### AIM OF THE TASK:
Write out the complete material exactly as it stands.

#### MATERIAL FOR THIS EXERCISE

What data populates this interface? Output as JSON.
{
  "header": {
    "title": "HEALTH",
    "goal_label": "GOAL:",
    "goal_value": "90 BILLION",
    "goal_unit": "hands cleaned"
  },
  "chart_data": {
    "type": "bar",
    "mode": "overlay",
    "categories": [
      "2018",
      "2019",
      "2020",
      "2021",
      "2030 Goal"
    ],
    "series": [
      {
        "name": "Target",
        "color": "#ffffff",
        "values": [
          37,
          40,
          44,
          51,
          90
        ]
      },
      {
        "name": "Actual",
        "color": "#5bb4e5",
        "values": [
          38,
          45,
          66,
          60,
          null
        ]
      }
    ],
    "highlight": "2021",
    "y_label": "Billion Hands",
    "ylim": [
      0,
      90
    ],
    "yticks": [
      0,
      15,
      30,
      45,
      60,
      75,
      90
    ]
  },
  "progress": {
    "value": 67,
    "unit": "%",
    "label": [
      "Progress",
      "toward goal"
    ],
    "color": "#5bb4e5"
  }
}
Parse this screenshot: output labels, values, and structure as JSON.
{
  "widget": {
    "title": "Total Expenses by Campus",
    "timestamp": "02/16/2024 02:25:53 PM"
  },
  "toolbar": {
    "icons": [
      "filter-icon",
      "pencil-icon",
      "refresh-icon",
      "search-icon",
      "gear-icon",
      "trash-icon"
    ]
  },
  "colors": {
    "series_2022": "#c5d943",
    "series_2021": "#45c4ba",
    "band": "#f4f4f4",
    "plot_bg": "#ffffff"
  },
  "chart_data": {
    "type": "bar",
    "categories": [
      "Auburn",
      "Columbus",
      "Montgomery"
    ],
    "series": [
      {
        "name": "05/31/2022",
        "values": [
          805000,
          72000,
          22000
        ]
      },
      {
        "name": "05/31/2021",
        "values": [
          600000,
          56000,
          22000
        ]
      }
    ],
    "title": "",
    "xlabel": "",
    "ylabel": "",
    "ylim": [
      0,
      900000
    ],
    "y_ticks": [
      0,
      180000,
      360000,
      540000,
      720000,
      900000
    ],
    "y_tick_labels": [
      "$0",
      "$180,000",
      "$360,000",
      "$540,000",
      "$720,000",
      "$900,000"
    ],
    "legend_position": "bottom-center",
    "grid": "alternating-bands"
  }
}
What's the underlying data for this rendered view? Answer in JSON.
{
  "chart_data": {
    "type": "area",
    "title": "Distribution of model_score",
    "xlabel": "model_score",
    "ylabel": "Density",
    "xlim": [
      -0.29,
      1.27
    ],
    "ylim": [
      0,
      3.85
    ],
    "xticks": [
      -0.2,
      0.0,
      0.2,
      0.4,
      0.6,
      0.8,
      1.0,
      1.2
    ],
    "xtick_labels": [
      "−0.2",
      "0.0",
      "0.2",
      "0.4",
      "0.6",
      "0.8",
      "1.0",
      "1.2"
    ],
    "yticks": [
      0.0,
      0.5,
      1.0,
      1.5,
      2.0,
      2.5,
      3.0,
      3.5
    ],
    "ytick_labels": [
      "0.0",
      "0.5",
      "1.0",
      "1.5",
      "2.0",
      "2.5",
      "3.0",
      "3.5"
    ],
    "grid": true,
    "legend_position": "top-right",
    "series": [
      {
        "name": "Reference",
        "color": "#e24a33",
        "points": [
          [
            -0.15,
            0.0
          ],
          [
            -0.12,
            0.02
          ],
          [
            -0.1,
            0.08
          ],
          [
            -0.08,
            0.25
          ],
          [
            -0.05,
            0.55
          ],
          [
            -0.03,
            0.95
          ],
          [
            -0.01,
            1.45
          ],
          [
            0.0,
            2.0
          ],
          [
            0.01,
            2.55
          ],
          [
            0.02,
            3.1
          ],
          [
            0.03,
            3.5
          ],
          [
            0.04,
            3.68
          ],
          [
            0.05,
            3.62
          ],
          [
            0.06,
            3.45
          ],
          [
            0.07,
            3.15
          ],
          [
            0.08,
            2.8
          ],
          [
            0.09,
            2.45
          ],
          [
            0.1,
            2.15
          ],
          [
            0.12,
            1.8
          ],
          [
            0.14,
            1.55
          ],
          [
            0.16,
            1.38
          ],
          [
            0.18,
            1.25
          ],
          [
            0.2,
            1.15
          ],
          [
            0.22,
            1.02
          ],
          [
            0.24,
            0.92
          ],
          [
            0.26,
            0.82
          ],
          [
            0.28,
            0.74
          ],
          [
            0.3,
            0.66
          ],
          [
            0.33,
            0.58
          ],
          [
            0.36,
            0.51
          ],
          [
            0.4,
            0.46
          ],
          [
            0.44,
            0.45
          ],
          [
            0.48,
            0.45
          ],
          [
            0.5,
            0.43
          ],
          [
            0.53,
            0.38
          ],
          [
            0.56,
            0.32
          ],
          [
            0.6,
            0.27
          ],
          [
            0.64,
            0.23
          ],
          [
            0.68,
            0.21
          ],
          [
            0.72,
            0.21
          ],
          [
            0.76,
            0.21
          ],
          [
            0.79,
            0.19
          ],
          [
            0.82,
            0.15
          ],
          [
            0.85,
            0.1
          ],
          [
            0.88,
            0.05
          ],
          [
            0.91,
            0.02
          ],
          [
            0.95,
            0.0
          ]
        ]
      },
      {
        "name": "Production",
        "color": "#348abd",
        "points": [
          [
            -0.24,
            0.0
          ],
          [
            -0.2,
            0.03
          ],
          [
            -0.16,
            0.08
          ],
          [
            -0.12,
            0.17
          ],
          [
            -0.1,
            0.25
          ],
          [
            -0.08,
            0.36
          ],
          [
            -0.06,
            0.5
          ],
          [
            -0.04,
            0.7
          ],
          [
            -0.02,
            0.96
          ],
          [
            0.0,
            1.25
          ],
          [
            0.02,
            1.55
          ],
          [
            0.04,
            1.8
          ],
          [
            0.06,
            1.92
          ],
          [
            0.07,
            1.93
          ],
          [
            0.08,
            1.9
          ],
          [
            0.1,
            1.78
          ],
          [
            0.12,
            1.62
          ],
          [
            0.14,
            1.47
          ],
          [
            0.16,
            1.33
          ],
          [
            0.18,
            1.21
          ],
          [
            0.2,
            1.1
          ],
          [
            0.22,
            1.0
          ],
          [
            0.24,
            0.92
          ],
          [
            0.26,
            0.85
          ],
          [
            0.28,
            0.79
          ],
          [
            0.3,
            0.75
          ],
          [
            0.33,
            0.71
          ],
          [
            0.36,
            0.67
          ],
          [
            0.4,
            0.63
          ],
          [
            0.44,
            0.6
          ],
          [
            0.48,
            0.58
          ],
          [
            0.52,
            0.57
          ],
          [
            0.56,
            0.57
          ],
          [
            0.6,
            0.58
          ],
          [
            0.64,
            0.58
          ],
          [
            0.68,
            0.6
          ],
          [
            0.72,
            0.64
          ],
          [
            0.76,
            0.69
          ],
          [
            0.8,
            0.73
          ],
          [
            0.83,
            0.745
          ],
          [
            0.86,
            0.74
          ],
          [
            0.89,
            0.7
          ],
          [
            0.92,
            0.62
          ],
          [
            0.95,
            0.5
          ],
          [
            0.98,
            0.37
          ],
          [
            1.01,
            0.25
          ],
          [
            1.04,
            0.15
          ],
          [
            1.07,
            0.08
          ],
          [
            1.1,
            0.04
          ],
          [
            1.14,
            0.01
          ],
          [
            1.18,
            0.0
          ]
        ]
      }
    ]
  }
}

########

### WORKED ANSWER:
What data populates this interface? Output as JSON.
{
  "header": {
    "title": "HEALTH",
    "goal_label": "GOAL:",
    "goal_value": "90 BILLION",
    "goal_unit": "hands cleaned"
  },
  "chart_data": {
    "type": "bar",
    "mode": "overlay",
    "categories": [
      "2018",
      "2019",
      "2020",
      "2021",
      "2030 Goal"
    ],
    "series": [
      {
        "name": "Target",
        "color": "#ffffff",
        "values": [
          37,
          40,
          44,
          51,
          90
        ]
      },
      {
        "name": "Actual",
        "color": "#5bb4e5",
        "values": [
          38,
          45,
          66,
          60,
          null
        ]
      }
    ],
    "highlight": "2021",
    "y_label": "Billion Hands",
    "ylim": [
      0,
      90
    ],
    "yticks": [
      0,
      15,
      30,
      45,
      60,
      75,
      90
    ]
  },
  "progress": {
    "value": 67,
    "unit": "%",
    "label": [
      "Progress",
      "toward goal"
    ],
    "color": "#5bb4e5"
  }
}
Parse this screenshot: output labels, values, and structure as JSON.
{
  "widget": {
    "title": "Total Expenses by Campus",
    "timestamp": "02/16/2024 02:25:53 PM"
  },
  "toolbar": {
    "icons": [
      "filter-icon",
      "pencil-icon",
      "refresh-icon",
      "search-icon",
      "gear-icon",
      "trash-icon"
    ]
  },
  "colors": {
    "series_2022": "#c5d943",
    "series_2021": "#45c4ba",
    "band": "#f4f4f4",
    "plot_bg": "#ffffff"
  },
  "chart_data": {
    "type": "bar",
    "categories": [
      "Auburn",
      "Columbus",
      "Montgomery"
    ],
    "series": [
      {
        "name": "05/31/2022",
        "values": [
          805000,
          72000,
          22000
        ]
      },
      {
        "name": "05/31/2021",
        "values": [
          600000,
          56000,
          22000
        ]
      }
    ],
    "title": "",
    "xlabel": "",
    "ylabel": "",
    "ylim": [
      0,
      900000
    ],
    "y_ticks": [
      0,
      180000,
      360000,
      540000,
      720000,
      900000
    ],
    "y_tick_labels": [
      "$0",
      "$180,000",
      "$360,000",
      "$540,000",
      "$720,000",
      "$900,000"
    ],
    "legend_position": "bottom-center",
    "grid": "alternating-bands"
  }
}
What's the underlying data for this rendered view? Answer in JSON.
{
  "chart_data": {
    "type": "area",
    "title": "Distribution of model_score",
    "xlabel": "model_score",
    "ylabel": "Density",
    "xlim": [
      -0.29,
      1.27
    ],
    "ylim": [
      0,
      3.85
    ],
    "xticks": [
      -0.2,
      0.0,
      0.2,
      0.4,
      0.6,
      0.8,
      1.0,
      1.2
    ],
    "xtick_labels": [
      "−0.2",
      "0.0",
      "0.2",
      "0.4",
      "0.6",
      "0.8",
      "1.0",
      "1.2"
    ],
    "yticks": [
      0.0,
      0.5,
      1.0,
      1.5,
      2.0,
      2.5,
      3.0,
      3.5
    ],
    "ytick_labels": [
      "0.0",
      "0.5",
      "1.0",
      "1.5",
      "2.0",
      "2.5",
      "3.0",
      "3.5"
    ],
    "grid": true,
    "legend_position": "top-right",
    "series": [
      {
        "name": "Reference",
        "color": "#e24a33",
        "points": [
          [
            -0.15,
            0.0
          ],
          [
            -0.12,
            0.02
          ],
          [
            -0.1,
            0.08
          ],
          [
            -0.08,
            0.25
          ],
          [
            -0.05,
            0.55
          ],
          [
            -0.03,
            0.95
          ],
          [
            -0.01,
            1.45
          ],
          [
            0.0,
            2.0
          ],
          [
            0.01,
            2.55
          ],
          [
            0.02,
            3.1
          ],
          [
            0.03,
            3.5
          ],
          [
            0.04,
            3.68
          ],
          [
            0.05,
            3.62
          ],
          [
            0.06,
            3.45
          ],
          [
            0.07,
            3.15
          ],
          [
            0.08,
            2.8
          ],
          [
            0.09,
            2.45
          ],
          [
            0.1,
            2.15
          ],
          [
            0.12,
            1.8
          ],
          [
            0.14,
            1.55
          ],
          [
            0.16,
            1.38
          ],
          [
            0.18,
            1.25
          ],
          [
            0.2,
            1.15
          ],
          [
            0.22,
            1.02
          ],
          [
            0.24,
            0.92
          ],
          [
            0.26,
            0.82
          ],
          [
            0.28,
            0.74
          ],
          [
            0.3,
            0.66
          ],
          [
            0.33,
            0.58
          ],
          [
            0.36,
            0.51
          ],
          [
            0.4,
            0.46
          ],
          [
            0.44,
            0.45
          ],
          [
            0.48,
            0.45
          ],
          [
            0.5,
            0.43
          ],
          [
            0.53,
            0.38
          ],
          [
            0.56,
            0.32
          ],
          [
            0.6,
            0.27
          ],
          [
            0.64,
            0.23
          ],
          [
            0.68,
            0.21
          ],
          [
            0.72,
            0.21
          ],
          [
            0.76,
            0.21
          ],
          [
            0.79,
            0.19
          ],
          [
            0.82,
            0.15
          ],
          [
            0.85,
            0.1
          ],
          [
            0.88,
            0.05
          ],
          [
            0.91,
            0.02
          ],
          [
            0.95,
            0.0
          ]
        ]
      },
      {
        "name": "Production",
        "color": "#348abd",
        "points": [
          [
            -0.24,
            0.0
          ],
          [
            -0.2,
            0.03
          ],
          [
            -0.16,
            0.08
          ],
          [
            -0.12,
            0.17
          ],
          [
            -0.1,
            0.25
          ],
          [
            -0.08,
            0.36
          ],
          [
            -0.06,
            0.5
          ],
          [
            -0.04,
            0.7
          ],
          [
            -0.02,
            0.96
          ],
          [
            0.0,
            1.25
          ],
          [
            0.02,
            1.55
          ],
          [
            0.04,
            1.8
          ],
          [
            0.06,
            1.92
          ],
          [
            0.07,
            1.93
          ],
          [
            0.08,
            1.9
          ],
          [
            0.1,
            1.78
          ],
          [
            0.12,
            1.62
          ],
          [
            0.14,
            1.47
          ],
          [
            0.16,
            1.33
          ],
          [
            0.18,
            1.21
          ],
          [
            0.2,
            1.1
          ],
          [
            0.22,
            1.0
          ],
          [
            0.24,
            0.92
          ],
          [
            0.26,
            0.85
          ],
          [
            0.28,
            0.79
          ],
          [
            0.3,
            0.75
          ],
          [
            0.33,
            0.71
          ],
          [
            0.36,
            0.67
          ],
          [
            0.4,
            0.63
          ],
          [
            0.44,
            0.6
          ],
          [
            0.48,
            0.58
          ],
          [
            0.52,
            0.57
          ],
          [
            0.56,
            0.57
          ],
          [
            0.6,
            0.58
          ],
          [
            0.64,
            0.58
          ],
          [
            0.68,
            0.6
          ],
          [
            0.72,
            0.64
          ],
          [
            0.76,
            0.69
          ],
          [
            0.8,
            0.73
          ],
          [
            0.83,
            0.745
          ],
          [
            0.86,
            0.74
          ],
          [
            0.89,
            0.7
          ],
          [
            0.92,
            0.62
          ],
          [
            0.95,
            0.5
          ],
          [
            0.98,
            0.37
          ],
          [
            1.01,
            0.25
          ],
          [
            1.04,
            0.15
          ],
          [
            1.07,
            0.08
          ],
          [
            1.1,
            0.04
          ],
          [
            1.14,
            0.01
          ],
          [
            1.18,
            0.0
          ]
        ]
      }
    ]
  }
}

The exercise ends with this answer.